**THE TASK**
Take down each entry exactly as written.

[Dataset listings of figures]
:::::
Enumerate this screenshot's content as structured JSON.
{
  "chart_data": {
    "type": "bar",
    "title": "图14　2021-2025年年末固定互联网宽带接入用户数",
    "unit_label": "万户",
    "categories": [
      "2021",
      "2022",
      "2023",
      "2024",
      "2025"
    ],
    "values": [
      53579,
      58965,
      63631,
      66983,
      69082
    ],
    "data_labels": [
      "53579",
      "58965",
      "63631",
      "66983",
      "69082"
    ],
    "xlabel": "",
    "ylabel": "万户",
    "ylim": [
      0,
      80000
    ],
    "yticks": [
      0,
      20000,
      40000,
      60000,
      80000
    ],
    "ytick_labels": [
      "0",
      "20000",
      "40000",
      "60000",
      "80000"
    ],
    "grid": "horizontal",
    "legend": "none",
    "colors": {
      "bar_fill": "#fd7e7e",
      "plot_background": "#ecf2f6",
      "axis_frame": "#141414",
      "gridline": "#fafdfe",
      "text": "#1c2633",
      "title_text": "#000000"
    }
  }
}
:::::
**SOLUTION BELOW**
Enumerate this screenshot's content as structured JSON.
{
  "chart_data": {
    "type": "bar",
    "title": "图14　2021-2025年年末固定互联网宽带接入用户数",
    "unit_label": "万户",
    "categories": [
      "2021",
      "2022",
      "2023",
      "2024",
      "2025"
    ],
    "values": [
      53579,
      58965,
      63631,
      66983,
      69082
    ],
    "data_labels": [
      "53579",
      "58965",
      "63631",
      "66983",
      "69082"
    ],
    "xlabel": "",
    "ylabel": "万户",
    "ylim": [
      0,
      80000
    ],
    "yticks": [
      0,
      20000,
      40000,
      60000,
      80000
    ],
    "ytick_labels": [
      "0",
      "20000",
      "40000",
      "60000",
      "80000"
    ],
    "grid": "horizontal",
    "legend": "none",
    "colors": {
      "bar_fill": "#fd7e7e",
      "plot_background": "#ecf2f6",
      "axis_frame": "#141414",
      "gridline": "#fafdfe",
      "text": "#1c2633",
      "title_text": "#000000"
    }
  }
}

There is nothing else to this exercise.